- Aim -
Repeat every record below exactly, leaving out the pictures.

--- BEGIN ---

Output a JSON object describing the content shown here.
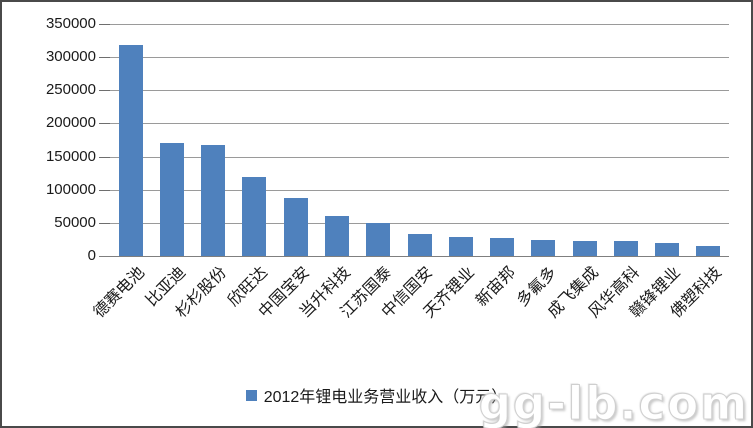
{
  "chart_data": {
    "type": "bar",
    "title": "",
    "categories": [
      "德赛电池",
      "比亚迪",
      "杉杉股份",
      "欣旺达",
      "中国宝安",
      "当升科技",
      "江苏国泰",
      "中信国安",
      "天齐锂业",
      "新宙邦",
      "多氟多",
      "成飞集成",
      "风华高科",
      "赣锋锂业",
      "佛塑科技"
    ],
    "values": [
      318000,
      170000,
      168000,
      120000,
      88000,
      61000,
      50000,
      33000,
      29000,
      26500,
      24500,
      23000,
      22000,
      19000,
      15000
    ],
    "legend": "2012年锂电业务营业收入（万元）",
    "legend_position": "bottom",
    "xlabel": "",
    "ylabel": "",
    "ylim": [
      0,
      350000
    ],
    "yticks": [
      0,
      50000,
      100000,
      150000,
      200000,
      250000,
      300000,
      350000
    ],
    "grid": true,
    "bar_color": "#4F81BD"
  },
  "watermark": "gg-lb.com",
  "colors": {
    "bar": "#4F81BD",
    "gridline": "#9a9a9a",
    "axis": "#7f7f7f",
    "text": "#1a1a1a",
    "frame_border": "#4a4a4a"
  }
}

--- END ---

- Output for this exercise -
Output a JSON object describing the content shown here.
{
  "chart_data": {
    "type": "bar",
    "title": "",
    "categories": [
      "德赛电池",
      "比亚迪",
      "杉杉股份",
      "欣旺达",
      "中国宝安",
      "当升科技",
      "江苏国泰",
      "中信国安",
      "天齐锂业",
      "新宙邦",
      "多氟多",
      "成飞集成",
      "风华高科",
      "赣锋锂业",
      "佛塑科技"
    ],
    "values": [
      318000,
      170000,
      168000,
      120000,
      88000,
      61000,
      50000,
      33000,
      29000,
      26500,
      24500,
      23000,
      22000,
      19000,
      15000
    ],
    "legend": "2012年锂电业务营业收入（万元）",
    "legend_position": "bottom",
    "xlabel": "",
    "ylabel": "",
    "ylim": [
      0,
      350000
    ],
    "yticks": [
      0,
      50000,
      100000,
      150000,
      200000,
      250000,
      300000,
      350000
    ],
    "grid": true,
    "bar_color": "#4F81BD"
  },
  "watermark": "gg-lb.com",
  "colors": {
    "bar": "#4F81BD",
    "gridline": "#9a9a9a",
    "axis": "#7f7f7f",
    "text": "#1a1a1a",
    "frame_border": "#4a4a4a"
  }
}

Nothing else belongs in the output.